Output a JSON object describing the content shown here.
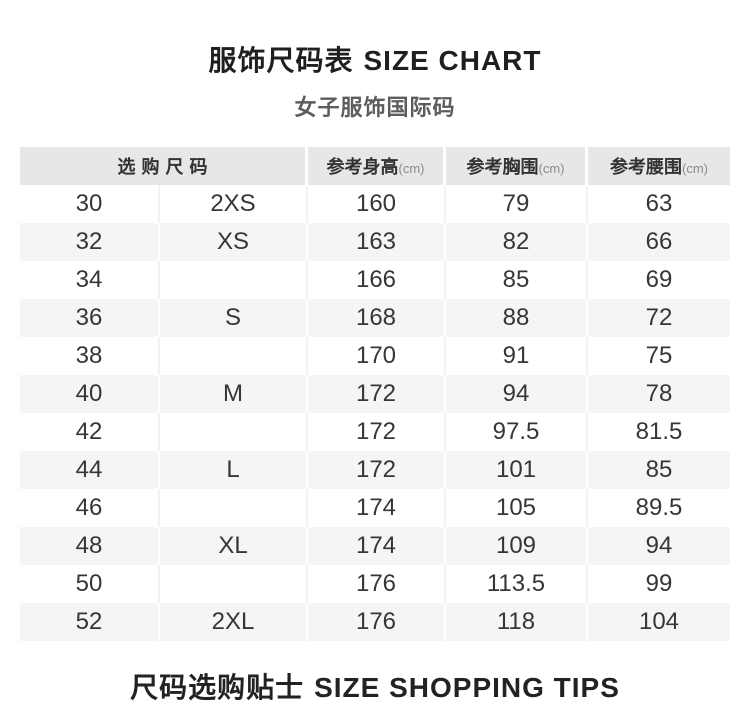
{
  "header": {
    "title_zh": "服饰尺码表",
    "title_en": "SIZE CHART",
    "subtitle": "女子服饰国际码"
  },
  "table": {
    "header": {
      "size_label": "选购尺码",
      "columns": [
        {
          "label": "参考身高",
          "unit": "(cm)"
        },
        {
          "label": "参考胸围",
          "unit": "(cm)"
        },
        {
          "label": "参考腰围",
          "unit": "(cm)"
        }
      ]
    },
    "rows": [
      {
        "num": "30",
        "alpha": "2XS",
        "height": "160",
        "chest": "79",
        "waist": "63"
      },
      {
        "num": "32",
        "alpha": "XS",
        "height": "163",
        "chest": "82",
        "waist": "66"
      },
      {
        "num": "34",
        "alpha": "",
        "height": "166",
        "chest": "85",
        "waist": "69"
      },
      {
        "num": "36",
        "alpha": "S",
        "height": "168",
        "chest": "88",
        "waist": "72"
      },
      {
        "num": "38",
        "alpha": "",
        "height": "170",
        "chest": "91",
        "waist": "75"
      },
      {
        "num": "40",
        "alpha": "M",
        "height": "172",
        "chest": "94",
        "waist": "78"
      },
      {
        "num": "42",
        "alpha": "",
        "height": "172",
        "chest": "97.5",
        "waist": "81.5"
      },
      {
        "num": "44",
        "alpha": "L",
        "height": "172",
        "chest": "101",
        "waist": "85"
      },
      {
        "num": "46",
        "alpha": "",
        "height": "174",
        "chest": "105",
        "waist": "89.5"
      },
      {
        "num": "48",
        "alpha": "XL",
        "height": "174",
        "chest": "109",
        "waist": "94"
      },
      {
        "num": "50",
        "alpha": "",
        "height": "176",
        "chest": "113.5",
        "waist": "99"
      },
      {
        "num": "52",
        "alpha": "2XL",
        "height": "176",
        "chest": "118",
        "waist": "104"
      }
    ]
  },
  "footer": {
    "title_zh": "尺码选购贴士",
    "title_en": "SIZE SHOPPING TIPS"
  },
  "colors": {
    "header_bg": "#e7e7e7",
    "stripe_bg": "#f5f5f5",
    "title_text": "#1f1f1f",
    "subtitle_text": "#5d5d5d",
    "body_text": "#363636",
    "unit_text": "#8b8b8b"
  }
}
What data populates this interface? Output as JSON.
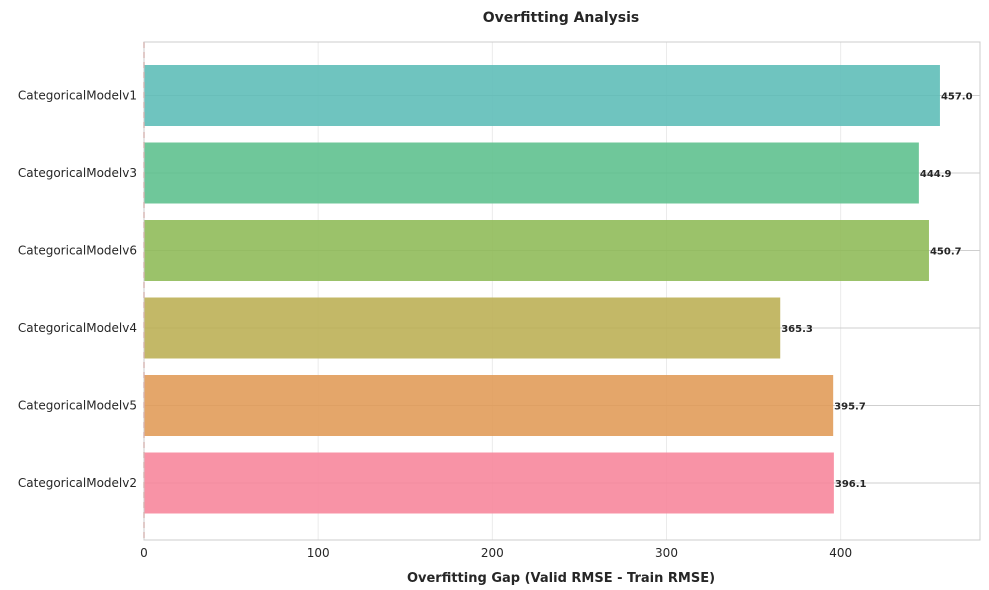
{
  "chart_data": {
    "type": "bar",
    "orientation": "horizontal",
    "title": "Overfitting Analysis",
    "xlabel": "Overfitting Gap (Valid RMSE - Train RMSE)",
    "ylabel": "",
    "categories": [
      "CategoricalModelv1",
      "CategoricalModelv3",
      "CategoricalModelv6",
      "CategoricalModelv4",
      "CategoricalModelv5",
      "CategoricalModelv2"
    ],
    "values": [
      457.0,
      444.9,
      450.7,
      365.3,
      395.7,
      396.1
    ],
    "value_labels": [
      "457.0",
      "444.9",
      "450.7",
      "365.3",
      "395.7",
      "396.1"
    ],
    "colors": [
      "#5bbcb6",
      "#5bbf8c",
      "#8dba55",
      "#bbae52",
      "#e09a55",
      "#f7849a"
    ],
    "xlim": [
      0,
      480
    ],
    "xticks": [
      0,
      100,
      200,
      300,
      400
    ],
    "xtick_labels": [
      "0",
      "100",
      "200",
      "300",
      "400"
    ],
    "grid": true,
    "reference_line_x": 0,
    "reference_line_color": "#e8746f"
  }
}
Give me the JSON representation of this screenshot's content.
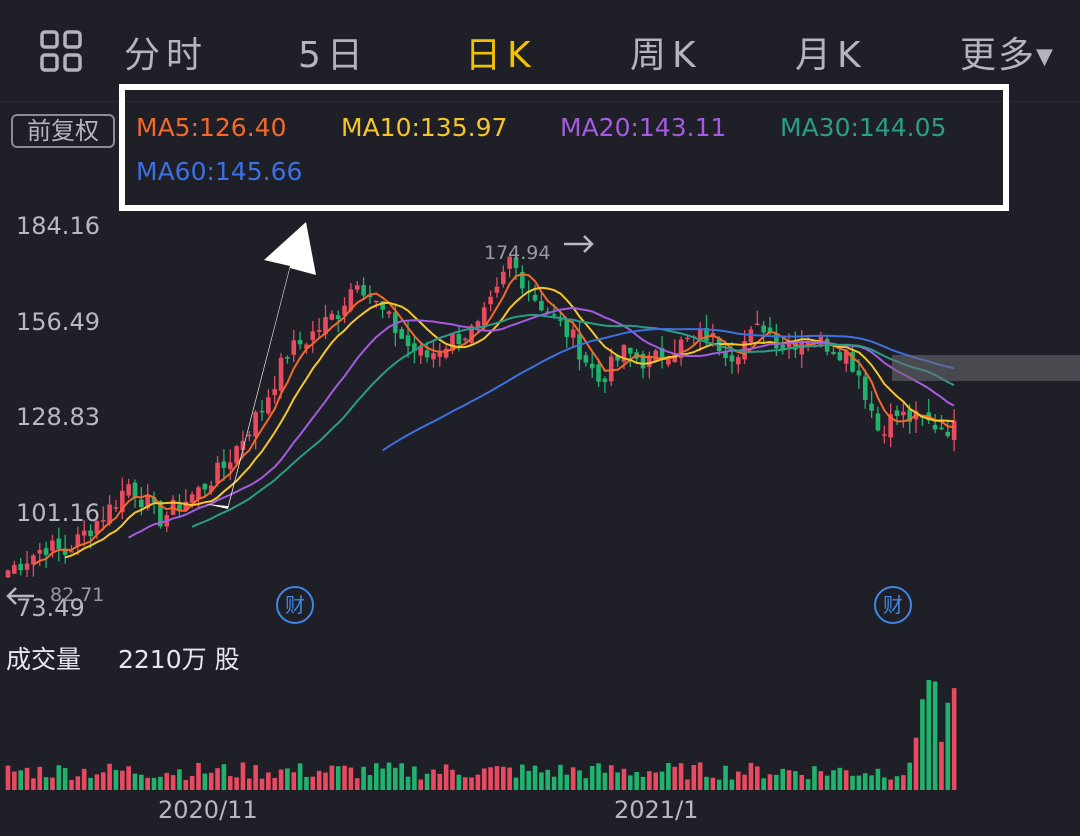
{
  "tabs": {
    "items": [
      {
        "label": "分时",
        "active": false
      },
      {
        "label": "5日",
        "active": false
      },
      {
        "label": "日K",
        "active": true
      },
      {
        "label": "周K",
        "active": false
      },
      {
        "label": "月K",
        "active": false
      }
    ],
    "more_label": "更多",
    "more_arrow": "▼"
  },
  "adjust_button": "前复权",
  "ma_legend": [
    {
      "name": "MA5",
      "text": "MA5:126.40",
      "color": "#f2692c"
    },
    {
      "name": "MA10",
      "text": "MA10:135.97",
      "color": "#f5c52a"
    },
    {
      "name": "MA20",
      "text": "MA20:143.11",
      "color": "#a55be0"
    },
    {
      "name": "MA30",
      "text": "MA30:144.05",
      "color": "#2a9d88"
    },
    {
      "name": "MA60",
      "text": "MA60:145.66",
      "color": "#3d70e0"
    }
  ],
  "colors": {
    "up": "#e84a5f",
    "down": "#21b36e",
    "highlight": "#ffffff"
  },
  "chart_data": {
    "type": "candlestick",
    "y_ticks": [
      "184.16",
      "156.49",
      "128.83",
      "101.16",
      "73.49"
    ],
    "ylim": [
      73.49,
      184.16
    ],
    "high_label": "174.94",
    "low_label": "82.71",
    "x_ticks": [
      "2020/11",
      "2021/1"
    ],
    "finance_marker": "财",
    "volume_label": "成交量",
    "volume_value": "2210万 股",
    "ma_latest": {
      "MA5": 126.4,
      "MA10": 135.97,
      "MA20": 143.11,
      "MA30": 144.05,
      "MA60": 145.66
    }
  }
}
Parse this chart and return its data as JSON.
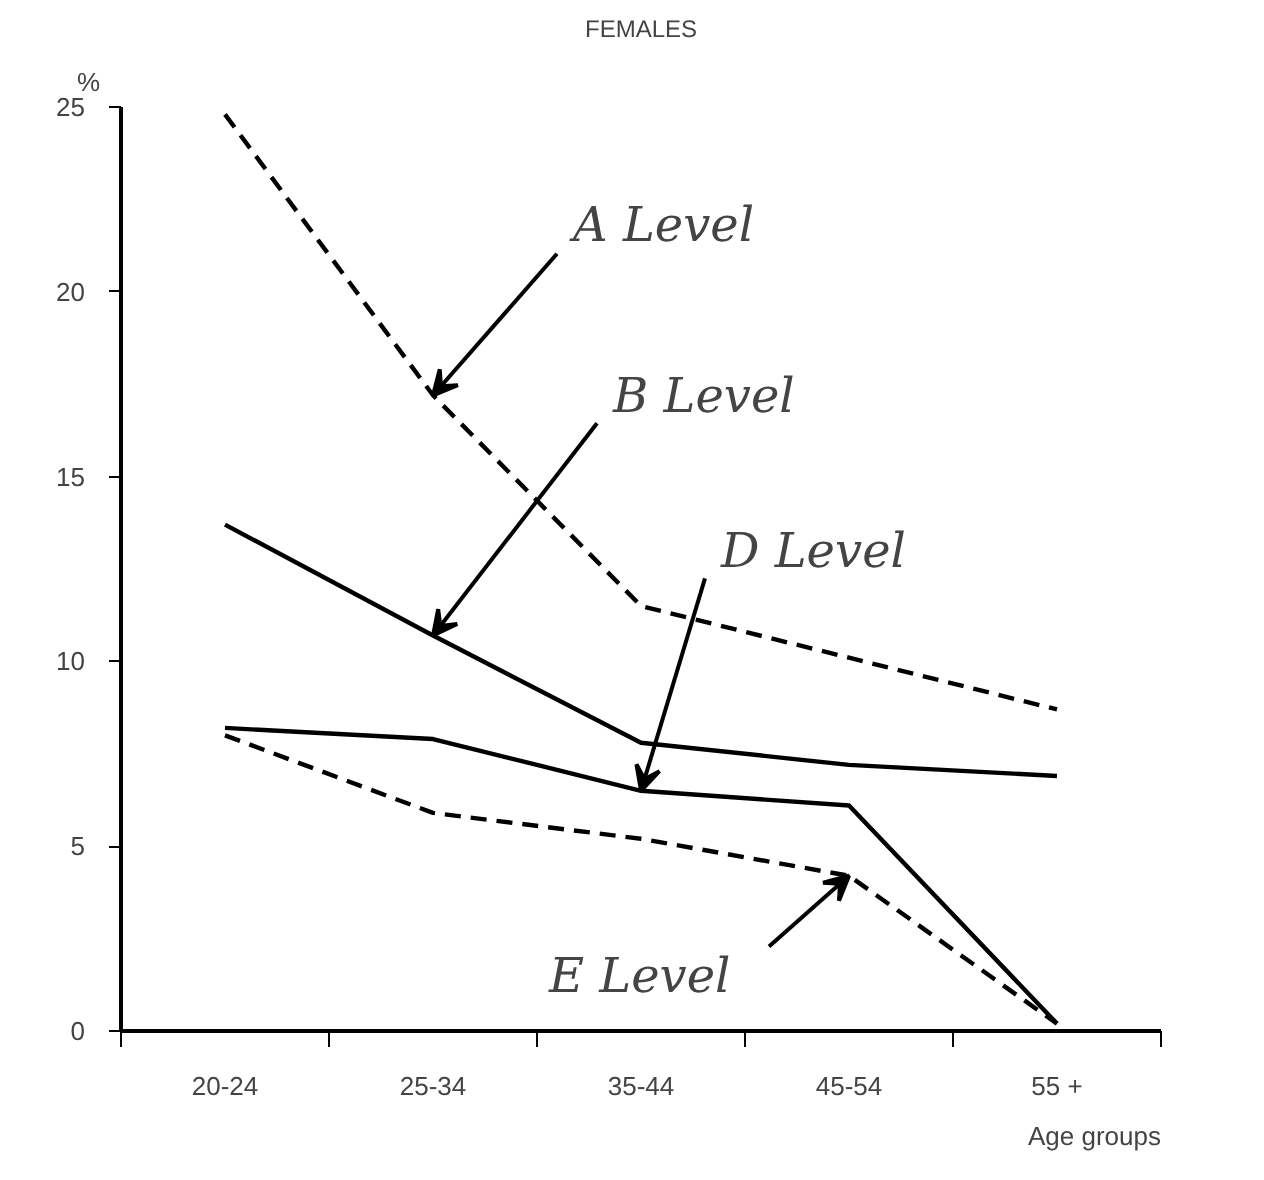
{
  "chart_data": {
    "type": "line",
    "title": "FEMALES",
    "xlabel": "Age groups",
    "ylabel": "%",
    "categories": [
      "20-24",
      "25-34",
      "35-44",
      "45-54",
      "55 +"
    ],
    "ylim": [
      0,
      25
    ],
    "yticks": [
      0,
      5,
      10,
      15,
      20,
      25
    ],
    "grid": false,
    "marker": "none",
    "series": [
      {
        "color": "#000000",
        "line_style": "dashed",
        "values": [
          24.8,
          17.2,
          11.5,
          10.1,
          8.7
        ]
      },
      {
        "color": "#000000",
        "line_style": "solid",
        "values": [
          13.7,
          10.7,
          7.8,
          7.2,
          6.9
        ]
      },
      {
        "color": "#000000",
        "line_style": "solid",
        "values": [
          8.2,
          7.9,
          6.5,
          6.1,
          0.2
        ]
      },
      {
        "color": "#000000",
        "line_style": "dashed",
        "values": [
          8.0,
          5.9,
          5.2,
          4.2,
          0.2
        ]
      }
    ],
    "annotations": [
      {
        "text": "A Level",
        "x": "25-34",
        "y": 17.2
      },
      {
        "text": "B Level",
        "x": "25-34",
        "y": 10.7
      },
      {
        "text": "D Level",
        "x": "35-44",
        "y": 6.5
      },
      {
        "text": "E Level",
        "x": "45-54",
        "y": 4.2
      }
    ]
  }
}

⁂

## Exercise
Return each line of the listing that holds the string "chest".

## Written response
        "chest": "79",
        "chest": "82",
        "chest": "85",
        "chest": "88",
        "chest": "91",
        "chest": "94",
        "chest": "97.5",
        "chest": "101",
        "chest": "105",
        "chest": "109",
        "chest": "113.5",
        "chest": "118",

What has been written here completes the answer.